— Start Information given —

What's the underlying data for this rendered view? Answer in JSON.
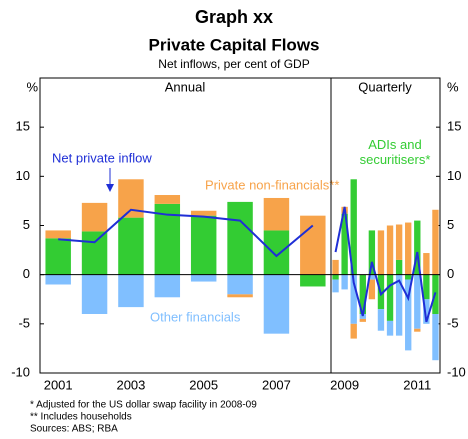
{
  "header": {
    "title": "Graph xx",
    "subtitle_main": "Private Capital Flows",
    "subtitle": "Net inflows, per cent of GDP"
  },
  "footnotes": [
    "*   Adjusted for the US dollar swap facility in 2008-09",
    "**  Includes households",
    "Sources: ABS; RBA"
  ],
  "chart_data": [
    {
      "type": "bar",
      "title": "Annual",
      "ylabel": "%",
      "ylim": [
        -10,
        20
      ],
      "yticks": [
        -10,
        -5,
        0,
        5,
        10,
        15
      ],
      "categories": [
        "2001",
        null,
        "2003",
        null,
        "2005",
        null,
        "2007",
        null
      ],
      "series": [
        {
          "name": "ADIs and securitisers*",
          "color": "#33cc33",
          "values": [
            3.7,
            4.4,
            5.8,
            7.2,
            6.0,
            7.4,
            4.5,
            -1.2
          ]
        },
        {
          "name": "Other financials",
          "color": "#80bfff",
          "values": [
            -1.0,
            -4.0,
            -3.3,
            -2.3,
            -0.7,
            -2.0,
            -6.0,
            0
          ]
        },
        {
          "name": "Private non-financials**",
          "color": "#f7a34a",
          "values": [
            0.8,
            2.9,
            3.9,
            0.9,
            0.5,
            -0.3,
            3.3,
            6.0
          ]
        },
        {
          "name": "Net private inflow",
          "type": "line",
          "color": "#1f2fd6",
          "values": [
            3.6,
            3.3,
            6.6,
            6.1,
            5.9,
            5.5,
            1.9,
            5.0
          ]
        }
      ]
    },
    {
      "type": "bar",
      "title": "Quarterly",
      "ylabel": "%",
      "ylim": [
        -10,
        20
      ],
      "yticks": [
        -10,
        -5,
        0,
        5,
        10,
        15
      ],
      "categories": [
        null,
        "2009",
        null,
        null,
        null,
        null,
        null,
        null,
        null,
        "2011",
        null,
        null
      ],
      "series": [
        {
          "color": "#33cc33",
          "values": [
            -0.5,
            6.2,
            9.7,
            -4.0,
            4.5,
            -3.5,
            -4.7,
            1.5,
            -0.5,
            5.5,
            -2.5,
            -4.0
          ]
        },
        {
          "color": "#80bfff",
          "values": [
            -1.3,
            -1.5,
            -5.0,
            -0.5,
            -0.5,
            -2.2,
            -1.5,
            -6.2,
            -7.2,
            -5.5,
            -2.5,
            -4.7
          ]
        },
        {
          "color": "#f7a34a",
          "values": [
            1.5,
            0.7,
            -1.5,
            -0.3,
            -2.0,
            4.5,
            5.0,
            3.6,
            5.3,
            -0.3,
            2.2,
            6.6
          ]
        },
        {
          "type": "line",
          "color": "#1f2fd6",
          "values": [
            2.3,
            6.9,
            -0.8,
            -4.2,
            1.3,
            -2.0,
            -1.1,
            -0.6,
            -2.4,
            2.3,
            -4.8,
            -1.8
          ]
        }
      ]
    }
  ]
}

— End Information given —

Transcribe all of the entries word for word, but skip any pictures they contain.

What's the underlying data for this rendered view? Answer in JSON.
{
  "header": {
    "title": "Graph xx",
    "subtitle_main": "Private Capital Flows",
    "subtitle": "Net inflows, per cent of GDP"
  },
  "footnotes": [
    "*   Adjusted for the US dollar swap facility in 2008-09",
    "**  Includes households",
    "Sources: ABS; RBA"
  ],
  "chart_data": [
    {
      "type": "bar",
      "title": "Annual",
      "ylabel": "%",
      "ylim": [
        -10,
        20
      ],
      "yticks": [
        -10,
        -5,
        0,
        5,
        10,
        15
      ],
      "categories": [
        "2001",
        null,
        "2003",
        null,
        "2005",
        null,
        "2007",
        null
      ],
      "series": [
        {
          "name": "ADIs and securitisers*",
          "color": "#33cc33",
          "values": [
            3.7,
            4.4,
            5.8,
            7.2,
            6.0,
            7.4,
            4.5,
            -1.2
          ]
        },
        {
          "name": "Other financials",
          "color": "#80bfff",
          "values": [
            -1.0,
            -4.0,
            -3.3,
            -2.3,
            -0.7,
            -2.0,
            -6.0,
            0
          ]
        },
        {
          "name": "Private non-financials**",
          "color": "#f7a34a",
          "values": [
            0.8,
            2.9,
            3.9,
            0.9,
            0.5,
            -0.3,
            3.3,
            6.0
          ]
        },
        {
          "name": "Net private inflow",
          "type": "line",
          "color": "#1f2fd6",
          "values": [
            3.6,
            3.3,
            6.6,
            6.1,
            5.9,
            5.5,
            1.9,
            5.0
          ]
        }
      ]
    },
    {
      "type": "bar",
      "title": "Quarterly",
      "ylabel": "%",
      "ylim": [
        -10,
        20
      ],
      "yticks": [
        -10,
        -5,
        0,
        5,
        10,
        15
      ],
      "categories": [
        null,
        "2009",
        null,
        null,
        null,
        null,
        null,
        null,
        null,
        "2011",
        null,
        null
      ],
      "series": [
        {
          "color": "#33cc33",
          "values": [
            -0.5,
            6.2,
            9.7,
            -4.0,
            4.5,
            -3.5,
            -4.7,
            1.5,
            -0.5,
            5.5,
            -2.5,
            -4.0
          ]
        },
        {
          "color": "#80bfff",
          "values": [
            -1.3,
            -1.5,
            -5.0,
            -0.5,
            -0.5,
            -2.2,
            -1.5,
            -6.2,
            -7.2,
            -5.5,
            -2.5,
            -4.7
          ]
        },
        {
          "color": "#f7a34a",
          "values": [
            1.5,
            0.7,
            -1.5,
            -0.3,
            -2.0,
            4.5,
            5.0,
            3.6,
            5.3,
            -0.3,
            2.2,
            6.6
          ]
        },
        {
          "type": "line",
          "color": "#1f2fd6",
          "values": [
            2.3,
            6.9,
            -0.8,
            -4.2,
            1.3,
            -2.0,
            -1.1,
            -0.6,
            -2.4,
            2.3,
            -4.8,
            -1.8
          ]
        }
      ]
    }
  ]
}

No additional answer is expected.